- [EXERCISE PROMPT]: Collect every line of the material below that contains the string "activities". Case counts.

- [THE DATA]:
=-=-=

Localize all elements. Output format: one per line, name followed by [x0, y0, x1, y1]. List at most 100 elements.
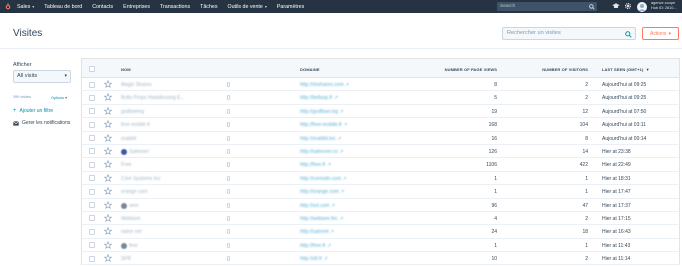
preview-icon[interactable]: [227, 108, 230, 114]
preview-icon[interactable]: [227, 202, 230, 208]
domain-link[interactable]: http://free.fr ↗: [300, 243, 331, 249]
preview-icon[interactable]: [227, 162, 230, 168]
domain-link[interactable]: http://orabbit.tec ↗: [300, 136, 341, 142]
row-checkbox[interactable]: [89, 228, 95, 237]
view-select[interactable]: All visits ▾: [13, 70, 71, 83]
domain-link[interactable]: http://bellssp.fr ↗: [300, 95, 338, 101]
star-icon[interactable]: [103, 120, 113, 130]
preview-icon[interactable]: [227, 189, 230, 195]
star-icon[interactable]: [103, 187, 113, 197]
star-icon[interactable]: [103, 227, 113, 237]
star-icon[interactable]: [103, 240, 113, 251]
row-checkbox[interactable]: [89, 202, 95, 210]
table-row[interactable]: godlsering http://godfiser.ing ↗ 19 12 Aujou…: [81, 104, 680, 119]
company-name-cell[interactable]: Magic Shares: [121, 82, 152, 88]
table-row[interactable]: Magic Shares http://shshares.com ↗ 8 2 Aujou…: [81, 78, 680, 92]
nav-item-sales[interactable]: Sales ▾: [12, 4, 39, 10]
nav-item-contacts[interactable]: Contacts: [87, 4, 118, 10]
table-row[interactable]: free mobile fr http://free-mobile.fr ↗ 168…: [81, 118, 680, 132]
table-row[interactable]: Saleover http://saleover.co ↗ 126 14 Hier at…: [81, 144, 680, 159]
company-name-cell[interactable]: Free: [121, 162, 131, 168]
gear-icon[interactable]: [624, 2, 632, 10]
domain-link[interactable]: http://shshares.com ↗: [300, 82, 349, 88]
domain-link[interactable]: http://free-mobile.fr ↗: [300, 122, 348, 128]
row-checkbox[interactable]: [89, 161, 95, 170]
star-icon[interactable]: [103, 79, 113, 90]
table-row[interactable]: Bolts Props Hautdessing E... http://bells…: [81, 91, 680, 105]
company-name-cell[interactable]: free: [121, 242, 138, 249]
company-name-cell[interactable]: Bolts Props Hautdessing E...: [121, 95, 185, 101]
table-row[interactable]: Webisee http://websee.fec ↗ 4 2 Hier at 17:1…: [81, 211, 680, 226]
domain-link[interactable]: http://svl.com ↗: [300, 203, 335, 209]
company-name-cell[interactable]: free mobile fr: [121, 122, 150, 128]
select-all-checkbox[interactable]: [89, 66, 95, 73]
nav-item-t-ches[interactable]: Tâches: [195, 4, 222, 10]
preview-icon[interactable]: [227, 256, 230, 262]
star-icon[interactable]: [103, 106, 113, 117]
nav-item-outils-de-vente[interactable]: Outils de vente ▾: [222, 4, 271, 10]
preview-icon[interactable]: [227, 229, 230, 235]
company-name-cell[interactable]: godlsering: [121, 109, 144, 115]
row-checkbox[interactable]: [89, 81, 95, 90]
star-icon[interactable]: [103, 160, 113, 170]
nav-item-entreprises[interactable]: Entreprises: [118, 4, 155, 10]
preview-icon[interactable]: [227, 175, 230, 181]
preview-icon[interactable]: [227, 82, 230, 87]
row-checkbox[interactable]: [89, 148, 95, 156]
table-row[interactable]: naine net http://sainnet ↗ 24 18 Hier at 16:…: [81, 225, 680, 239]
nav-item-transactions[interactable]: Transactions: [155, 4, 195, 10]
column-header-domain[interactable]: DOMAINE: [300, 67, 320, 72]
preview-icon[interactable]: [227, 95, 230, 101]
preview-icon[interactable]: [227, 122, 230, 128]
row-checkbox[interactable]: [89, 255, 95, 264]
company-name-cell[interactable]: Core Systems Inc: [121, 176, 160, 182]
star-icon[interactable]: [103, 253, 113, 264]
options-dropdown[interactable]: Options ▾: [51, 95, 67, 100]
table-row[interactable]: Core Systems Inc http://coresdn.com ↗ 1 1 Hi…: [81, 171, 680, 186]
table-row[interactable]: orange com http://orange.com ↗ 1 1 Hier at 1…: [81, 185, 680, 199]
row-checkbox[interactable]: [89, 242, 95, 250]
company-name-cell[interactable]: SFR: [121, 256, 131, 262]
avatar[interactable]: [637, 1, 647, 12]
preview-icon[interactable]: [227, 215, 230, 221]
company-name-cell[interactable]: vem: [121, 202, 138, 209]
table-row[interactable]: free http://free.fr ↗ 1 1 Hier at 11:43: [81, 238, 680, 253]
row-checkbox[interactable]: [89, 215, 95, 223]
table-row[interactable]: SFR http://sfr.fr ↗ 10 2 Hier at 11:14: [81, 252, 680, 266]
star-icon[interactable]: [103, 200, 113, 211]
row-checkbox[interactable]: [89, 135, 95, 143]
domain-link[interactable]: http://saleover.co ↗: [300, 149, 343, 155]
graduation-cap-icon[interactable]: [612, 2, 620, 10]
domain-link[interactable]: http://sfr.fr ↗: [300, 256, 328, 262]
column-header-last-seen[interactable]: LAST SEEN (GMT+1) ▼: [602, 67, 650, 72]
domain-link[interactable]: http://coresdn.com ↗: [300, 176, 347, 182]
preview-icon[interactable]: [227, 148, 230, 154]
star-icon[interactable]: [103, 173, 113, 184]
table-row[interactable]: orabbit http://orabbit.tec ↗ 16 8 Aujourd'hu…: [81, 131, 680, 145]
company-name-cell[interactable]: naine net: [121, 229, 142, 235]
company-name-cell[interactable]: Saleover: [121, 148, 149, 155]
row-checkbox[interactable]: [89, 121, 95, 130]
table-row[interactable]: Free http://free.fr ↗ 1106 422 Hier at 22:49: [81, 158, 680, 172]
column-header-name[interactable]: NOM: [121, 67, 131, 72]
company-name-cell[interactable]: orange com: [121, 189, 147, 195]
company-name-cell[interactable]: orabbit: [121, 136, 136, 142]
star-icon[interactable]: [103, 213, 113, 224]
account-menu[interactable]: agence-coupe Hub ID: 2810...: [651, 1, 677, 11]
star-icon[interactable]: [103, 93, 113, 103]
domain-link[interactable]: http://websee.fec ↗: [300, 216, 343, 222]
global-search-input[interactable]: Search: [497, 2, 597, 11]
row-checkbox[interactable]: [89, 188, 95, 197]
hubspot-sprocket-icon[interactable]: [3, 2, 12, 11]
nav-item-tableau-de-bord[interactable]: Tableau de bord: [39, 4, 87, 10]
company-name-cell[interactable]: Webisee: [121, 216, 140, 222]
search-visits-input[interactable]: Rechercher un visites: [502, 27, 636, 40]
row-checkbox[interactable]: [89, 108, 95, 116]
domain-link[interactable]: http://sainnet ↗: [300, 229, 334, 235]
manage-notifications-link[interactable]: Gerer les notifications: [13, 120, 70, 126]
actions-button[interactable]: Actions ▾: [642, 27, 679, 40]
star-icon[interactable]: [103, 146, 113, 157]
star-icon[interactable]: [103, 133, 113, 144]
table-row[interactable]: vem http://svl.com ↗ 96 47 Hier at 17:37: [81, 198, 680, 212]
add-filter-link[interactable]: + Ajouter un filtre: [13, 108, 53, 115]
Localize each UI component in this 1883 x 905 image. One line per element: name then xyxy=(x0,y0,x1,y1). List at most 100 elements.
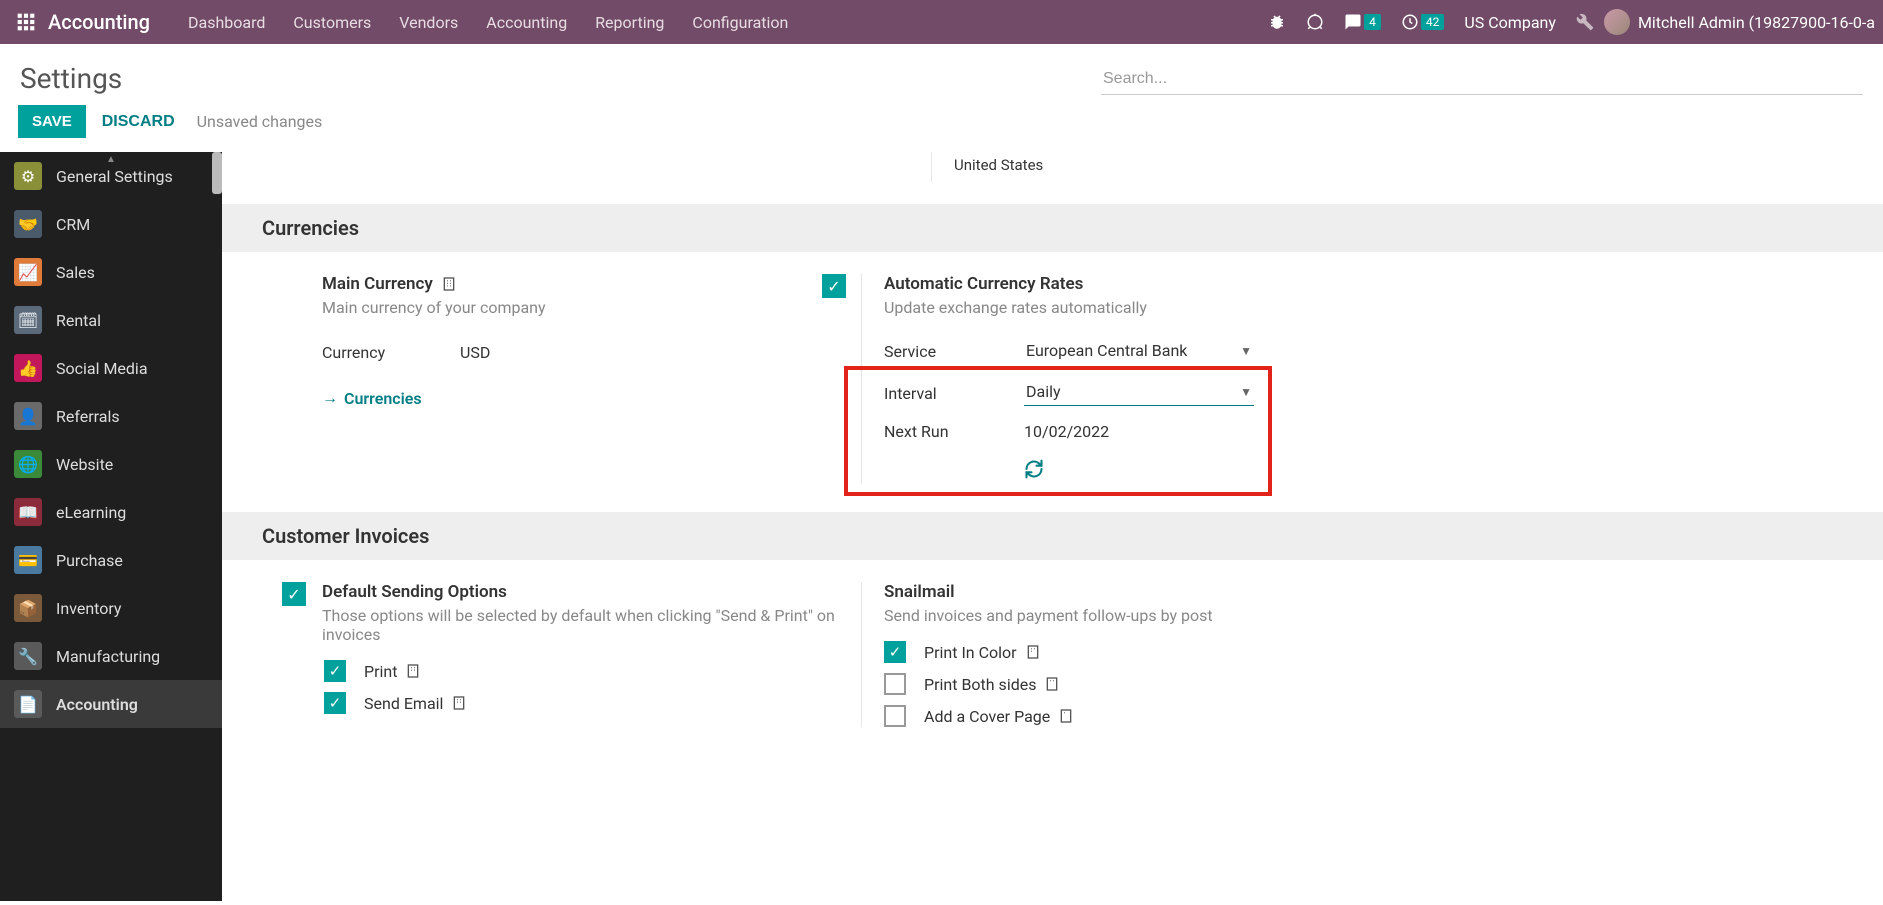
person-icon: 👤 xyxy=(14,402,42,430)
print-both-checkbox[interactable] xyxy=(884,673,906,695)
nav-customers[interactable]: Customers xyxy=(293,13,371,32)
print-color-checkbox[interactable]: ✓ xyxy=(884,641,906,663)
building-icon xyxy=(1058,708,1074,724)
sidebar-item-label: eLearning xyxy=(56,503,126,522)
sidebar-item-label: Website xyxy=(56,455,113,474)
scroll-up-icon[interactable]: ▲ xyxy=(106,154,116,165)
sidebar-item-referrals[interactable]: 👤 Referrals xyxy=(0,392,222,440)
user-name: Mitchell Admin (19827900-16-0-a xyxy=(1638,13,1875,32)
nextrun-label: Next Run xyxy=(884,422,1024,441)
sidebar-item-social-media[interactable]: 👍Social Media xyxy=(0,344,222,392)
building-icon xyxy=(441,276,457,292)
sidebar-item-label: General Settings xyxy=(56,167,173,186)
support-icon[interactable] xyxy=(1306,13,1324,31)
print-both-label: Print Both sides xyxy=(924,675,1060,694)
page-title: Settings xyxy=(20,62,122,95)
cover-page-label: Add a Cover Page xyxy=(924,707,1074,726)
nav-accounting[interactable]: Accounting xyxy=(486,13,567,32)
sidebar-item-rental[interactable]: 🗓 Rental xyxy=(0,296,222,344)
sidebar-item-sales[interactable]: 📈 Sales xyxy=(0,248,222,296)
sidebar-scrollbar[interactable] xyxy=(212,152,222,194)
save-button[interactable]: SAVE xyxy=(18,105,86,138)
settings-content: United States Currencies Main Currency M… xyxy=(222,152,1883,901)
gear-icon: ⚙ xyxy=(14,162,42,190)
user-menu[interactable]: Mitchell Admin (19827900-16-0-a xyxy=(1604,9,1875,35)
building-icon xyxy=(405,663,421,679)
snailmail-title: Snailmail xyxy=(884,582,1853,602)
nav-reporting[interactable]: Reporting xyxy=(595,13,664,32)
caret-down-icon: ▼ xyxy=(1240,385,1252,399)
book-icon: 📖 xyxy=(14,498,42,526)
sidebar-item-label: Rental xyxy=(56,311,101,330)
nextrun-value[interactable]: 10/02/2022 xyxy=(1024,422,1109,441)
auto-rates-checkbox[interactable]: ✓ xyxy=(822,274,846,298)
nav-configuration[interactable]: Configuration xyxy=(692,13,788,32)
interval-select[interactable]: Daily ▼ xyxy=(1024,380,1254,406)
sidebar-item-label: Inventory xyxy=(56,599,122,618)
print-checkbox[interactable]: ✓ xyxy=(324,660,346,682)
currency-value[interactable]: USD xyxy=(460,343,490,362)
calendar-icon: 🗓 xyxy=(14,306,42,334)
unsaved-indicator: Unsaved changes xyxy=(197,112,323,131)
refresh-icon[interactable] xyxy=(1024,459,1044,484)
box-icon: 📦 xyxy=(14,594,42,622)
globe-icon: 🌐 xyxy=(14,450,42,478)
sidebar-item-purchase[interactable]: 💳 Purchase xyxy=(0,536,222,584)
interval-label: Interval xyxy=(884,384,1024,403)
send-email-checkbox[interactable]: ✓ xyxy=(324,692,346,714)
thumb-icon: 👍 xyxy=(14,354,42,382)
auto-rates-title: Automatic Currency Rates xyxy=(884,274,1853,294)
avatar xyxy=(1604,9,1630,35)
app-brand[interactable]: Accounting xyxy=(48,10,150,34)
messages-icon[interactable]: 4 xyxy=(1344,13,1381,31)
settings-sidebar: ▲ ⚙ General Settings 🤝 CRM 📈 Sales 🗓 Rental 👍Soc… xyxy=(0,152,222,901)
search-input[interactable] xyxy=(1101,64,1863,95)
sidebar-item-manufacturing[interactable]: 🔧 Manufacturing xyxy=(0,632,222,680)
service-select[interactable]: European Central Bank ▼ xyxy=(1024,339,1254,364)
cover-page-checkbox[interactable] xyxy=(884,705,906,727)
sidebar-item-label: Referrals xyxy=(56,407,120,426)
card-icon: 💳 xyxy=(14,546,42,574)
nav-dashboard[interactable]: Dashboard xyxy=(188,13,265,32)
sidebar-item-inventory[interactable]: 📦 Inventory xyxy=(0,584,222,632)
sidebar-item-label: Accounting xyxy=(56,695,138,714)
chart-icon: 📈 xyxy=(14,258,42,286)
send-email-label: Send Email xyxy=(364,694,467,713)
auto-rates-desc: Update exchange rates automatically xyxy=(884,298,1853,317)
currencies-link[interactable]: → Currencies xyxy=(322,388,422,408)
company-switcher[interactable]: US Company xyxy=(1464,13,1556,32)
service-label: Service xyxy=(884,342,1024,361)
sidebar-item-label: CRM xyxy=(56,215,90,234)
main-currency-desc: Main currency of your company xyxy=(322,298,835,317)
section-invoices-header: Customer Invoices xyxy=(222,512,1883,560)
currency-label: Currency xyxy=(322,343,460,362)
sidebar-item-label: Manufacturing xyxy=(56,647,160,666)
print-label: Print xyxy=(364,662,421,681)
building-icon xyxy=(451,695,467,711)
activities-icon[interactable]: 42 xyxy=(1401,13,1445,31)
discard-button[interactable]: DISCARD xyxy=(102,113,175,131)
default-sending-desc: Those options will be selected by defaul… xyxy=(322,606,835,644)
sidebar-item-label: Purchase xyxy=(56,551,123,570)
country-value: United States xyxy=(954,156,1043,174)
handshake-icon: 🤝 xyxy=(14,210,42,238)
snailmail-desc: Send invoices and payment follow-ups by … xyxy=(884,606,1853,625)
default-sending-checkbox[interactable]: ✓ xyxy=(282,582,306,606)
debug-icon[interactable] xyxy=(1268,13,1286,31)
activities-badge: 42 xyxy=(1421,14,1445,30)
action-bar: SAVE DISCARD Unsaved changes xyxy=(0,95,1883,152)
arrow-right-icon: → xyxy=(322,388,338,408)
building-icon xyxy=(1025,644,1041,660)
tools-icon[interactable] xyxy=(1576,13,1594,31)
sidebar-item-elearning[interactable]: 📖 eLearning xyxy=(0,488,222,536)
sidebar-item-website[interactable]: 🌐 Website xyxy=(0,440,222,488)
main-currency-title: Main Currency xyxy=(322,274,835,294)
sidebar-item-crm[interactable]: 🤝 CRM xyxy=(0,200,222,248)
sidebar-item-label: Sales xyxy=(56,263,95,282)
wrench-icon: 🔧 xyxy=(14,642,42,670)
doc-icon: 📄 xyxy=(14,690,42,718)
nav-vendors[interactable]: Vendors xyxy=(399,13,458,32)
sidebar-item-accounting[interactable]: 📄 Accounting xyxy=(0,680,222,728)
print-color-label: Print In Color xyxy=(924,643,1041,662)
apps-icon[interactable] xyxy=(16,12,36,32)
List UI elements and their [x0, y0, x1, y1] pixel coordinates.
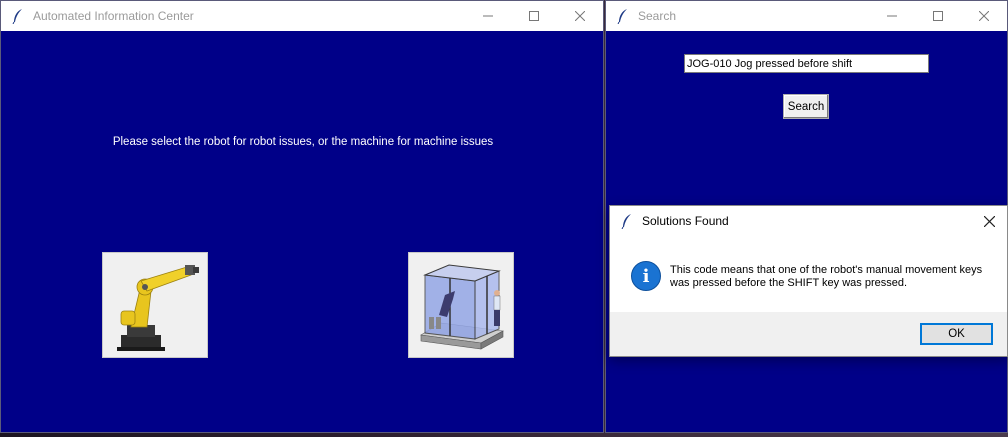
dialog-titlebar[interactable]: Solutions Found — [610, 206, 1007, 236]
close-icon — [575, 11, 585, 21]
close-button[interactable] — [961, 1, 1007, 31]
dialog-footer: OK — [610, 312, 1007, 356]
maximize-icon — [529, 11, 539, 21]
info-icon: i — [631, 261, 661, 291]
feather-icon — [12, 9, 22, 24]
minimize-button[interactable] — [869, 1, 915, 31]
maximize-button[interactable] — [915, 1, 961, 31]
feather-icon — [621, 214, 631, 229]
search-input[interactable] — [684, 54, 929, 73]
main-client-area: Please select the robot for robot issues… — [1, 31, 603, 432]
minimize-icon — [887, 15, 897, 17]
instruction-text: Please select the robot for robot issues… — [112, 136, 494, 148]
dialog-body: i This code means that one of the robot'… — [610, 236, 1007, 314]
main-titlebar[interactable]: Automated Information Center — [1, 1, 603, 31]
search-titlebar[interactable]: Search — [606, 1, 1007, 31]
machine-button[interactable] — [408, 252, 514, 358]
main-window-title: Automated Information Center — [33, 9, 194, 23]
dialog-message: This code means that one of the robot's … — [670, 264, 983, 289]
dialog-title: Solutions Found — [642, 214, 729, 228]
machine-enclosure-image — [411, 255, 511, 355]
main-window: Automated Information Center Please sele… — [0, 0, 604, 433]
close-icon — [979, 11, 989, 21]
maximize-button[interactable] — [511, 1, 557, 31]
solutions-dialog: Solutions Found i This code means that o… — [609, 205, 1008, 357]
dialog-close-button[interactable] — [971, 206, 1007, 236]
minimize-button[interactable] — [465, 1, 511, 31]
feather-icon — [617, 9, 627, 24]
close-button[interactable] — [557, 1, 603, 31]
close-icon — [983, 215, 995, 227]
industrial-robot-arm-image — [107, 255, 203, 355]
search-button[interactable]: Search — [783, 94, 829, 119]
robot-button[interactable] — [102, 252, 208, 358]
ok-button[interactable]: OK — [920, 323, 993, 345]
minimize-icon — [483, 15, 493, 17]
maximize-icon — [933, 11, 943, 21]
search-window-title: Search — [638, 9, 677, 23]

=-=-=

- [IN RESPONSE]:
activities-icon[interactable]: 42 xyxy=(1401,13,1445,31)
activities-badge: 42 xyxy=(1421,14,1445,30)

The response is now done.